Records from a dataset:
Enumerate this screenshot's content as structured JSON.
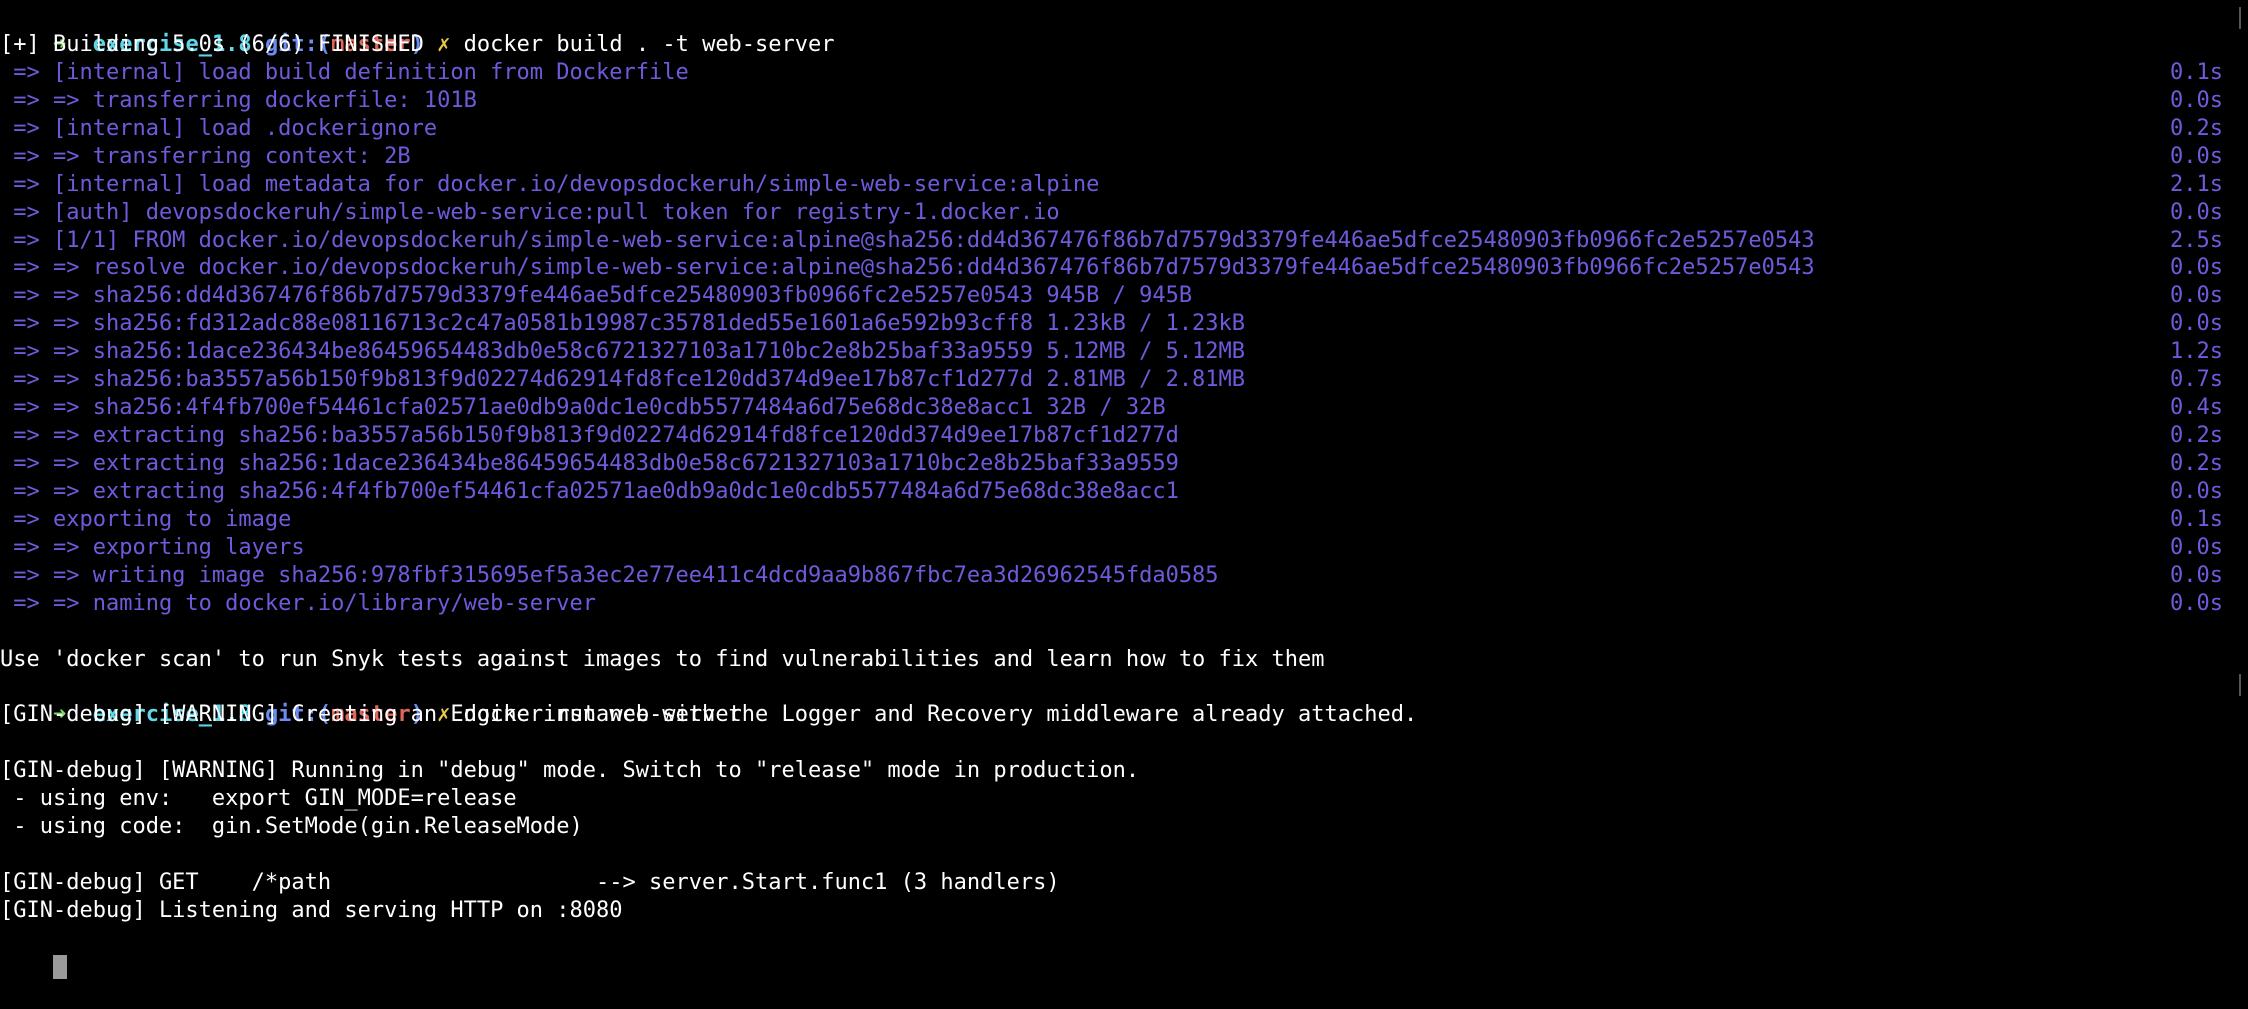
{
  "colors": {
    "background": "#000000",
    "build_output": "#6e5bdc",
    "prompt_arrow": "#7fd962",
    "prompt_dir": "#5fd7e8",
    "prompt_git": "#6b8cf0",
    "prompt_branch": "#e0675c",
    "prompt_dirty": "#e6c84a"
  },
  "prompt1": {
    "arrow": "➜",
    "dir": "exercise_1.8",
    "git": "git:(",
    "branch": "master",
    "git_close": ")",
    "dirty": "✗",
    "command": "docker build . -t web-server"
  },
  "build": {
    "header": "[+] Building 5.0s (6/6) FINISHED",
    "steps": [
      {
        "text": " => [internal] load build definition from Dockerfile",
        "time": "0.1s"
      },
      {
        "text": " => => transferring dockerfile: 101B",
        "time": "0.0s"
      },
      {
        "text": " => [internal] load .dockerignore",
        "time": "0.2s"
      },
      {
        "text": " => => transferring context: 2B",
        "time": "0.0s"
      },
      {
        "text": " => [internal] load metadata for docker.io/devopsdockeruh/simple-web-service:alpine",
        "time": "2.1s"
      },
      {
        "text": " => [auth] devopsdockeruh/simple-web-service:pull token for registry-1.docker.io",
        "time": "0.0s"
      },
      {
        "text": " => [1/1] FROM docker.io/devopsdockeruh/simple-web-service:alpine@sha256:dd4d367476f86b7d7579d3379fe446ae5dfce25480903fb0966fc2e5257e0543",
        "time": "2.5s"
      },
      {
        "text": " => => resolve docker.io/devopsdockeruh/simple-web-service:alpine@sha256:dd4d367476f86b7d7579d3379fe446ae5dfce25480903fb0966fc2e5257e0543",
        "time": "0.0s"
      },
      {
        "text": " => => sha256:dd4d367476f86b7d7579d3379fe446ae5dfce25480903fb0966fc2e5257e0543 945B / 945B",
        "time": "0.0s"
      },
      {
        "text": " => => sha256:fd312adc88e08116713c2c47a0581b19987c35781ded55e1601a6e592b93cff8 1.23kB / 1.23kB",
        "time": "0.0s"
      },
      {
        "text": " => => sha256:1dace236434be86459654483db0e58c6721327103a1710bc2e8b25baf33a9559 5.12MB / 5.12MB",
        "time": "1.2s"
      },
      {
        "text": " => => sha256:ba3557a56b150f9b813f9d02274d62914fd8fce120dd374d9ee17b87cf1d277d 2.81MB / 2.81MB",
        "time": "0.7s"
      },
      {
        "text": " => => sha256:4f4fb700ef54461cfa02571ae0db9a0dc1e0cdb5577484a6d75e68dc38e8acc1 32B / 32B",
        "time": "0.4s"
      },
      {
        "text": " => => extracting sha256:ba3557a56b150f9b813f9d02274d62914fd8fce120dd374d9ee17b87cf1d277d",
        "time": "0.2s"
      },
      {
        "text": " => => extracting sha256:1dace236434be86459654483db0e58c6721327103a1710bc2e8b25baf33a9559",
        "time": "0.2s"
      },
      {
        "text": " => => extracting sha256:4f4fb700ef54461cfa02571ae0db9a0dc1e0cdb5577484a6d75e68dc38e8acc1",
        "time": "0.0s"
      },
      {
        "text": " => exporting to image",
        "time": "0.1s"
      },
      {
        "text": " => => exporting layers",
        "time": "0.0s"
      },
      {
        "text": " => => writing image sha256:978fbf315695ef5a3ec2e77ee411c4dcd9aa9b867fbc7ea3d26962545fda0585",
        "time": "0.0s"
      },
      {
        "text": " => => naming to docker.io/library/web-server",
        "time": "0.0s"
      }
    ],
    "scan_hint": "Use 'docker scan' to run Snyk tests against images to find vulnerabilities and learn how to fix them"
  },
  "prompt2": {
    "arrow": "➜",
    "dir": "exercise_1.8",
    "git": "git:(",
    "branch": "master",
    "git_close": ")",
    "dirty": "✗",
    "command": "docker run web-server"
  },
  "run_output": {
    "line1": "[GIN-debug] [WARNING] Creating an Engine instance with the Logger and Recovery middleware already attached.",
    "line2": "[GIN-debug] [WARNING] Running in \"debug\" mode. Switch to \"release\" mode in production.",
    "line3": " - using env:   export GIN_MODE=release",
    "line4": " - using code:  gin.SetMode(gin.ReleaseMode)",
    "line5": "[GIN-debug] GET    /*path                    --> server.Start.func1 (3 handlers)",
    "line6": "[GIN-debug] Listening and serving HTTP on :8080"
  }
}
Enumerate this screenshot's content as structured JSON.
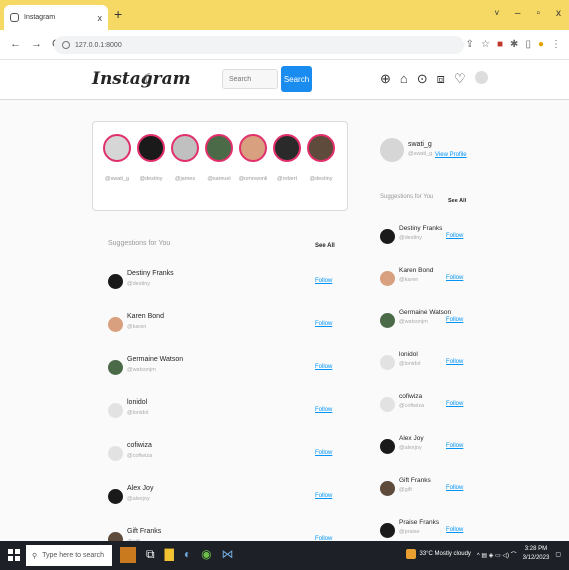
{
  "browser": {
    "tab_title": "Instagram",
    "tab_close": "x",
    "new_tab": "+",
    "url": "127.0.0.1:8000",
    "window_controls": [
      "v",
      "–",
      "▫",
      "x"
    ]
  },
  "header": {
    "logo": "Instagram",
    "search_placeholder": "Search",
    "search_button": "Search"
  },
  "stories": [
    {
      "name": "@swati_g",
      "color": "#d6d6d6"
    },
    {
      "name": "@destiny",
      "color": "#1a1a1a"
    },
    {
      "name": "@james",
      "color": "#c0c0c0"
    },
    {
      "name": "@samuel",
      "color": "#4b6b48"
    },
    {
      "name": "@omowonli",
      "color": "#d8a07e"
    },
    {
      "name": "@robert",
      "color": "#2a2a2a"
    },
    {
      "name": "@destiny",
      "color": "#5e4b3c"
    }
  ],
  "main_suggestions": {
    "title": "Suggestions for You",
    "see_all": "See All",
    "items": [
      {
        "name": "Destiny Franks",
        "user": "@destiny",
        "action": "Follow",
        "color": "#1a1a1a"
      },
      {
        "name": "Karen Bond",
        "user": "@karen",
        "action": "Follow",
        "color": "#d8a07e"
      },
      {
        "name": "Germaine Watson",
        "user": "@watsonjm",
        "action": "Follow",
        "color": "#4b6b48"
      },
      {
        "name": "lonidol",
        "user": "@lonidol",
        "action": "Follow",
        "color": "#e2e2e2"
      },
      {
        "name": "cofiwiza",
        "user": "@cofiwiza",
        "action": "Follow",
        "color": "#e2e2e2"
      },
      {
        "name": "Alex Joy",
        "user": "@alexjoy",
        "action": "Follow",
        "color": "#1a1a1a"
      },
      {
        "name": "Gift Franks",
        "user": "@gift",
        "action": "Follow",
        "color": "#5e4b3c"
      }
    ]
  },
  "sidebar": {
    "me_name": "swati_g",
    "me_user": "@swati_g",
    "view_profile": "View Profile",
    "title": "Suggestions for You",
    "see_all": "See All",
    "items": [
      {
        "name": "Destiny Franks",
        "user": "@destiny",
        "action": "Follow",
        "color": "#1a1a1a"
      },
      {
        "name": "Karen Bond",
        "user": "@karen",
        "action": "Follow",
        "color": "#d8a07e"
      },
      {
        "name": "Germaine Watson",
        "user": "@watsonjm",
        "action": "Follow",
        "color": "#4b6b48"
      },
      {
        "name": "lonidol",
        "user": "@lonidol",
        "action": "Follow",
        "color": "#e2e2e2"
      },
      {
        "name": "cofiwiza",
        "user": "@cofiwiza",
        "action": "Follow",
        "color": "#e2e2e2"
      },
      {
        "name": "Alex Joy",
        "user": "@alexjoy",
        "action": "Follow",
        "color": "#1a1a1a"
      },
      {
        "name": "Gift Franks",
        "user": "@gift",
        "action": "Follow",
        "color": "#5e4b3c"
      },
      {
        "name": "Praise Franks",
        "user": "@praise",
        "action": "Follow",
        "color": "#1a1a1a"
      }
    ]
  },
  "taskbar": {
    "search_placeholder": "Type here to search",
    "weather": "33°C Mostly cloudy",
    "time": "3:28 PM",
    "date": "3/12/2023"
  },
  "colors": {
    "accent": "#1a8cf0",
    "link": "#0095f6",
    "tab_bar": "#f6d865",
    "story_ring": "#e1306c"
  }
}
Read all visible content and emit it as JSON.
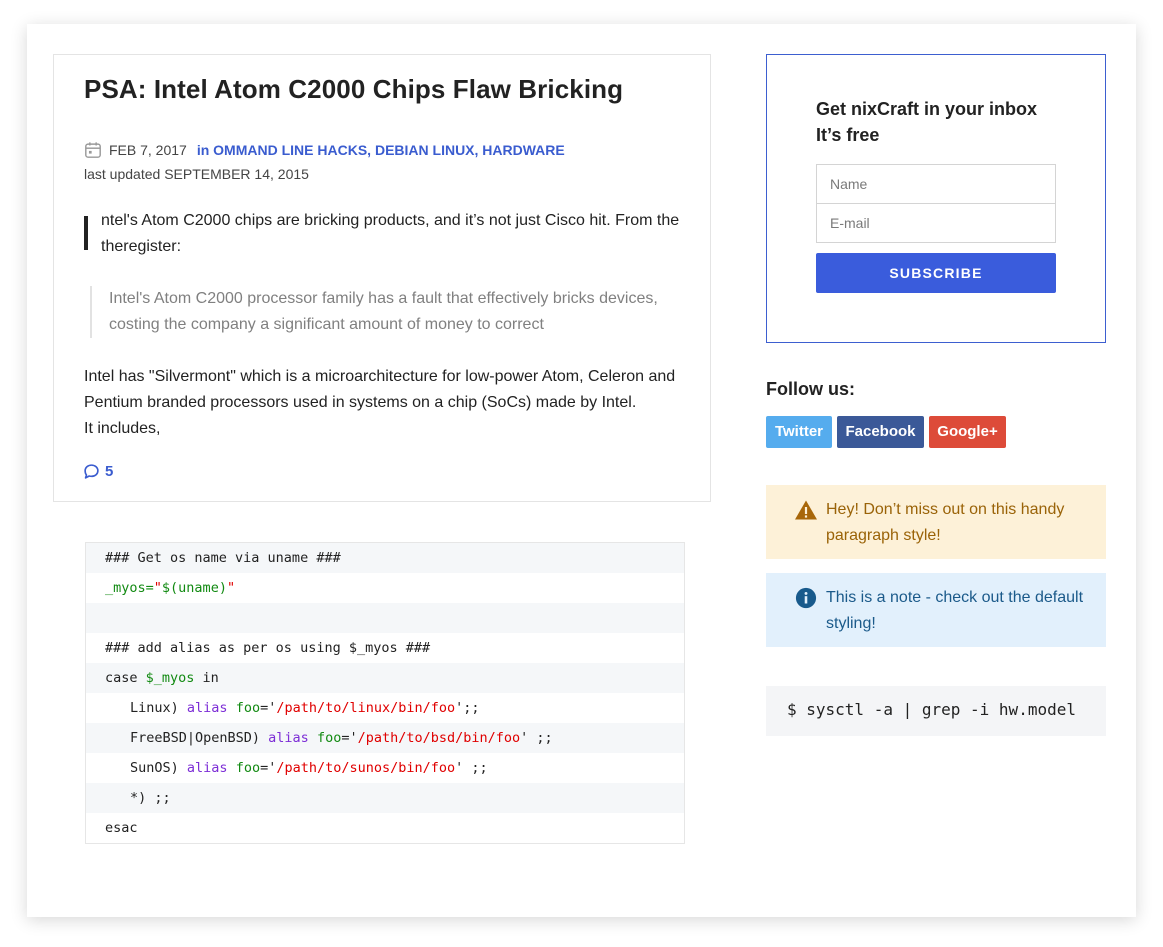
{
  "article": {
    "title": "PSA: Intel Atom C2000 Chips Flaw Bricking",
    "date": "FEB 7, 2017",
    "category_prefix": "in",
    "categories": [
      "OMMAND LINE HACKS",
      "DEBIAN LINUX",
      "HARDWARE"
    ],
    "category_separator": ", ",
    "updated_label": "last updated",
    "updated_date": "SEPTEMBER 14, 2015",
    "intro": "ntel's Atom C2000 chips are bricking products, and it’s not just Cisco hit. From the theregister:",
    "quote": "Intel's Atom C2000 processor family has a fault that effectively bricks devices, costing the company a significant amount of money to correct",
    "body_line1": "Intel has \"Silvermont\" which is a microarchitecture for low-power Atom, Celeron and Pentium branded processors used in systems on a chip (SoCs) made by Intel.",
    "body_line2": "It includes,",
    "comment_count": "5"
  },
  "code": {
    "lines": [
      [
        {
          "t": "### Get os name via uname ###",
          "c": ""
        }
      ],
      [
        {
          "t": "_myos=",
          "c": "green"
        },
        {
          "t": "\"",
          "c": "red"
        },
        {
          "t": "$(uname)",
          "c": "green"
        },
        {
          "t": "\"",
          "c": "red"
        }
      ],
      [
        {
          "t": "",
          "c": ""
        }
      ],
      [
        {
          "t": "### add alias as per os using $_myos ###",
          "c": ""
        }
      ],
      [
        {
          "t": "case ",
          "c": ""
        },
        {
          "t": "$_myos",
          "c": "green"
        },
        {
          "t": " in",
          "c": ""
        }
      ],
      [
        {
          "t": "Linux) ",
          "c": "",
          "indent": true
        },
        {
          "t": "alias ",
          "c": "purple"
        },
        {
          "t": "foo",
          "c": "green"
        },
        {
          "t": "='",
          "c": ""
        },
        {
          "t": "/path/to/linux/bin/foo",
          "c": "red"
        },
        {
          "t": "';;",
          "c": ""
        }
      ],
      [
        {
          "t": "FreeBSD|OpenBSD) ",
          "c": "",
          "indent": true
        },
        {
          "t": "alias ",
          "c": "purple"
        },
        {
          "t": "foo",
          "c": "green"
        },
        {
          "t": "='",
          "c": ""
        },
        {
          "t": "/path/to/bsd/bin/foo",
          "c": "red"
        },
        {
          "t": "' ;;",
          "c": ""
        }
      ],
      [
        {
          "t": "SunOS) ",
          "c": "",
          "indent": true
        },
        {
          "t": "alias ",
          "c": "purple"
        },
        {
          "t": "foo",
          "c": "green"
        },
        {
          "t": "='",
          "c": ""
        },
        {
          "t": "/path/to/sunos/bin/foo",
          "c": "red"
        },
        {
          "t": "' ;;",
          "c": ""
        }
      ],
      [
        {
          "t": "*) ;;",
          "c": "",
          "indent": true
        }
      ],
      [
        {
          "t": "esac",
          "c": ""
        }
      ]
    ]
  },
  "sidebar": {
    "subscribe_title_line1": "Get nixCraft in your inbox",
    "subscribe_title_line2": "It’s free",
    "name_placeholder": "Name",
    "email_placeholder": "E-mail",
    "subscribe_button": "SUBSCRIBE",
    "follow_title": "Follow us:",
    "social": [
      {
        "label": "Twitter",
        "color": "#55acee"
      },
      {
        "label": "Facebook",
        "color": "#3b5998"
      },
      {
        "label": "Google+",
        "color": "#dd4b39"
      }
    ],
    "warning_text": "Hey! Don’t miss out on this handy paragraph style!",
    "info_text": "This is a note - check out the default styling!",
    "command": "$ sysctl -a | grep -i hw.model"
  },
  "colors": {
    "accent": "#3a5ccf",
    "warning_bg": "#fdf1d8",
    "info_bg": "#e2f0fc"
  }
}
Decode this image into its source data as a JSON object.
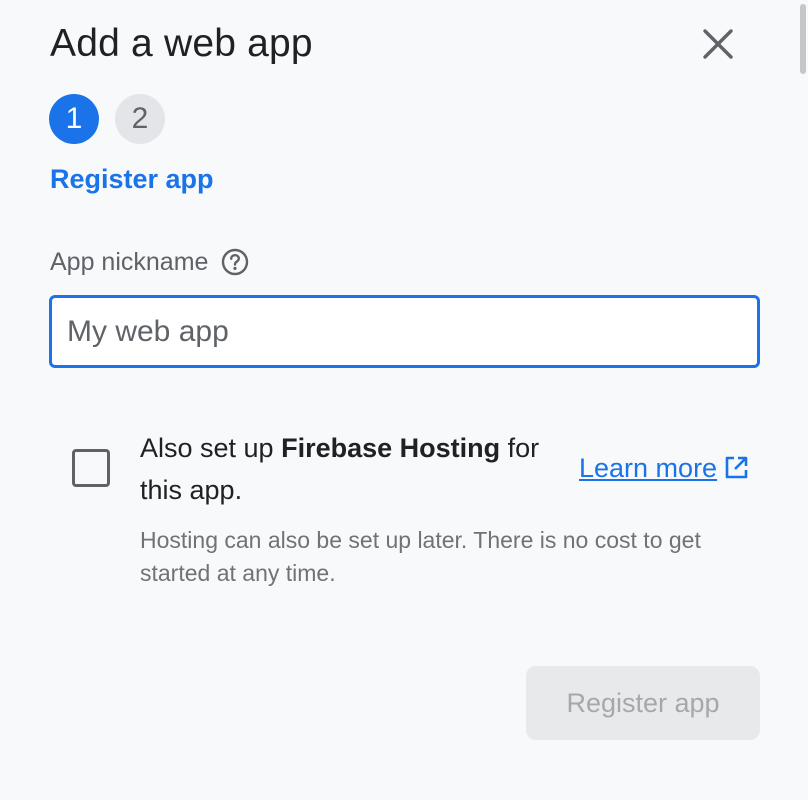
{
  "dialog": {
    "title": "Add a web app",
    "close_icon": "close-icon"
  },
  "stepper": {
    "steps": [
      {
        "number": "1",
        "state": "active"
      },
      {
        "number": "2",
        "state": "inactive"
      }
    ],
    "current_step_label": "Register app"
  },
  "form": {
    "nickname_label": "App nickname",
    "help_icon": "help-circle-icon",
    "nickname_placeholder": "My web app",
    "nickname_value": ""
  },
  "hosting": {
    "checkbox_checked": false,
    "text_before": "Also set up ",
    "text_bold": "Firebase Hosting",
    "text_after": " for this app.",
    "learn_more_label": "Learn more",
    "learn_more_icon": "open-in-new-icon",
    "hint": "Hosting can also be set up later. There is no cost to get started at any time."
  },
  "actions": {
    "register_label": "Register app",
    "register_disabled": true
  },
  "colors": {
    "accent": "#1a73e8",
    "background": "#f8f9fa",
    "muted_text": "#5f6368",
    "disabled_bg": "#e8e9ea",
    "disabled_text": "#a5a8ac"
  }
}
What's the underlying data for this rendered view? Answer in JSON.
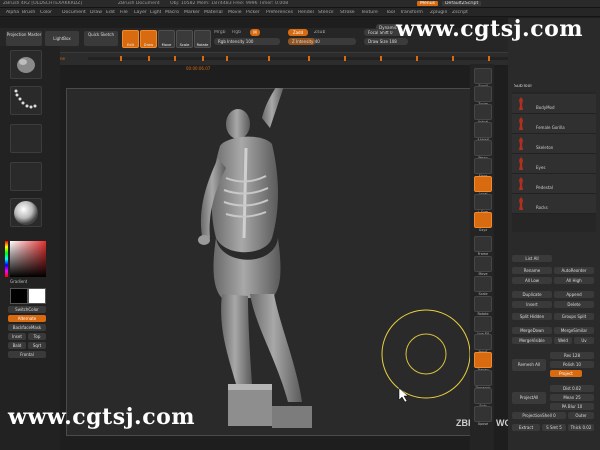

- [Task details]:
Find the line containing "Decode this image" in the listing above. Please restate word for word that line through the last one, leaving out the pictures.

- [Result]:
Decode this image into its source data as a JSON object.
{
  "dialog": {
    "title": "Add a web app",
    "close_icon": "close-icon"
  },
  "stepper": {
    "steps": [
      {
        "number": "1",
        "state": "active"
      },
      {
        "number": "2",
        "state": "inactive"
      }
    ],
    "current_step_label": "Register app"
  },
  "form": {
    "nickname_label": "App nickname",
    "help_icon": "help-circle-icon",
    "nickname_placeholder": "My web app",
    "nickname_value": ""
  },
  "hosting": {
    "checkbox_checked": false,
    "text_before": "Also set up ",
    "text_bold": "Firebase Hosting",
    "text_after": " for this app.",
    "learn_more_label": "Learn more",
    "learn_more_icon": "open-in-new-icon",
    "hint": "Hosting can also be set up later. There is no cost to get started at any time."
  },
  "actions": {
    "register_label": "Register app",
    "register_disabled": true
  },
  "colors": {
    "accent": "#1a73e8",
    "background": "#f8f9fa",
    "muted_text": "#5f6368",
    "disabled_bg": "#e8e9ea",
    "disabled_text": "#a5a8ac"
  }
}
What's the underlying data for this rendered view? Answer in JSON.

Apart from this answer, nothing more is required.